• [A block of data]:
----
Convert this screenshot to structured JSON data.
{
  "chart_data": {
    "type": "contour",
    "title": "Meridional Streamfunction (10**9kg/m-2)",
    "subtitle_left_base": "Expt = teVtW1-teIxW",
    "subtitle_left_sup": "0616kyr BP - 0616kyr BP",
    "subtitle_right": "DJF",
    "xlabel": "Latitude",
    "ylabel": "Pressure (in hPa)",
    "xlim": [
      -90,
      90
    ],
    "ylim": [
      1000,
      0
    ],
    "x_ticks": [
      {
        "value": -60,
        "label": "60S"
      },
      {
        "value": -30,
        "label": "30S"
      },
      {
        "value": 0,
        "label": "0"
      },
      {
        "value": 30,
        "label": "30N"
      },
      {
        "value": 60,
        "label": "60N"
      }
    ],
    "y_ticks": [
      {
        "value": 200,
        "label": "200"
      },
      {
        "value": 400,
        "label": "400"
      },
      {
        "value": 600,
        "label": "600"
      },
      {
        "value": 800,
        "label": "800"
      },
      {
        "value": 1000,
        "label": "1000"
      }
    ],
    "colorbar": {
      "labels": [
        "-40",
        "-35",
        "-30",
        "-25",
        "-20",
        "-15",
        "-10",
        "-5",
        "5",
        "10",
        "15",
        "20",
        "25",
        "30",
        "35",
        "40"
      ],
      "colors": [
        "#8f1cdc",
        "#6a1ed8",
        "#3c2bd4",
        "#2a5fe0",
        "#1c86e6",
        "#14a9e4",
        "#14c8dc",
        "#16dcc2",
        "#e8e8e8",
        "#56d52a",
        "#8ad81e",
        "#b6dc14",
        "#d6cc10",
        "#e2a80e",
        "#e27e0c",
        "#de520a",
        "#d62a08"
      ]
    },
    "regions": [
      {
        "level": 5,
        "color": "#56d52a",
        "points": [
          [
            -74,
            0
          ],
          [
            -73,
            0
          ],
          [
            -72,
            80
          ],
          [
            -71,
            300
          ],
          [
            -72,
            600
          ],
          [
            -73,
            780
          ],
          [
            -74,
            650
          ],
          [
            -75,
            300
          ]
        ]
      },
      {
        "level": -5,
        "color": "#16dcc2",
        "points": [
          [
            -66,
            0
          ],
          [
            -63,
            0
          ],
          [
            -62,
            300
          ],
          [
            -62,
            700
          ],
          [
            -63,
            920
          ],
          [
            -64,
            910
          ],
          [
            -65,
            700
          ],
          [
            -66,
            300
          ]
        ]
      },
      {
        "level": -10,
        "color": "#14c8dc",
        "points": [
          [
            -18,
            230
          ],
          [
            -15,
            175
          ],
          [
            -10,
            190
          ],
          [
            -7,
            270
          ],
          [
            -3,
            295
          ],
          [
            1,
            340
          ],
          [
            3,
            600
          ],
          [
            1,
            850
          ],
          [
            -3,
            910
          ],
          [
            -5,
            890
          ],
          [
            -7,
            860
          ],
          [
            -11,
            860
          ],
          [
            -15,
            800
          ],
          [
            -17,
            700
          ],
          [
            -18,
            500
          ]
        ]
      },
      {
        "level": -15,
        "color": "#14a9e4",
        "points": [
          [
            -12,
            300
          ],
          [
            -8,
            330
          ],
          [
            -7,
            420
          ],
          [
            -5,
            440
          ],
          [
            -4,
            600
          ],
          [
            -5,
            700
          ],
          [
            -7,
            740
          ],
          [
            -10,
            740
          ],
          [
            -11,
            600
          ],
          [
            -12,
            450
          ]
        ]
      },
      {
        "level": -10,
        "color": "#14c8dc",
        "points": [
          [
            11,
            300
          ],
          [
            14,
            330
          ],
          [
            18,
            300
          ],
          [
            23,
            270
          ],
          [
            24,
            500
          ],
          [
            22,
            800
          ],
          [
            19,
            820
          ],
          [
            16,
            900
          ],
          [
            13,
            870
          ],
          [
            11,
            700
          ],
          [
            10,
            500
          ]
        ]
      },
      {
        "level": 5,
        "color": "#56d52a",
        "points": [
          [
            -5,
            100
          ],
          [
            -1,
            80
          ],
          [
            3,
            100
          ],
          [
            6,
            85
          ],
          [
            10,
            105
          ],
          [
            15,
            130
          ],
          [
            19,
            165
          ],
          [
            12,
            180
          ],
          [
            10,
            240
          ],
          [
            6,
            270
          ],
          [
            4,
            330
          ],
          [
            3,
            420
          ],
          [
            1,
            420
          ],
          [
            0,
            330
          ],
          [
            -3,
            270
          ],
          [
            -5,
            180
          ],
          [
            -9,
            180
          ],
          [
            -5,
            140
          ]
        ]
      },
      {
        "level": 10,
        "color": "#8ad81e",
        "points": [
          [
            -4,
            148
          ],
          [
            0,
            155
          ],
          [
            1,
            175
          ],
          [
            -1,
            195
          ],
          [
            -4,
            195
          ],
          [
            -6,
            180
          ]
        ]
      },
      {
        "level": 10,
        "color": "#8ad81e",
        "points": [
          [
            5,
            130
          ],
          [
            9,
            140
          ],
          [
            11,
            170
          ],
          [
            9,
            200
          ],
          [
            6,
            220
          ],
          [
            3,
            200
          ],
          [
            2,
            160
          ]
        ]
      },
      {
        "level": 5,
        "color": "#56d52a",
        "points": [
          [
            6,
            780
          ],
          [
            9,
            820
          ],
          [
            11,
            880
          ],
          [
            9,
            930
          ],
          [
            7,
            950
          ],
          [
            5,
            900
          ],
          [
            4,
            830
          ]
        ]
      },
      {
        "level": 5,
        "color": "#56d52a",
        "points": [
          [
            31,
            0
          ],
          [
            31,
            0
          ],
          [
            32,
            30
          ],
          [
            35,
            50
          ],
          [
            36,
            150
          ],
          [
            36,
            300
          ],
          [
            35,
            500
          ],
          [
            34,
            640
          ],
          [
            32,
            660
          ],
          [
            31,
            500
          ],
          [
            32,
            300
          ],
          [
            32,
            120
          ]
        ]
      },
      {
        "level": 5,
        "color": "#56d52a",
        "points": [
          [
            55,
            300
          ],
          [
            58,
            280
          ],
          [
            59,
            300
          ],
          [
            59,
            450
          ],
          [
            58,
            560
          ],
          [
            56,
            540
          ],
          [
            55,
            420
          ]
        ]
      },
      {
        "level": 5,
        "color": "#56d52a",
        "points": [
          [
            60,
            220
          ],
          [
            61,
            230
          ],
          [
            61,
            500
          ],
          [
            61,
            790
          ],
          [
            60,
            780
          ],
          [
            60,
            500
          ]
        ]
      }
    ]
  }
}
----
• [TO BE DONE]: Work through the records line by line and tally those holding "value". Reply with the number alone.

• [THE SOLUTION]: 10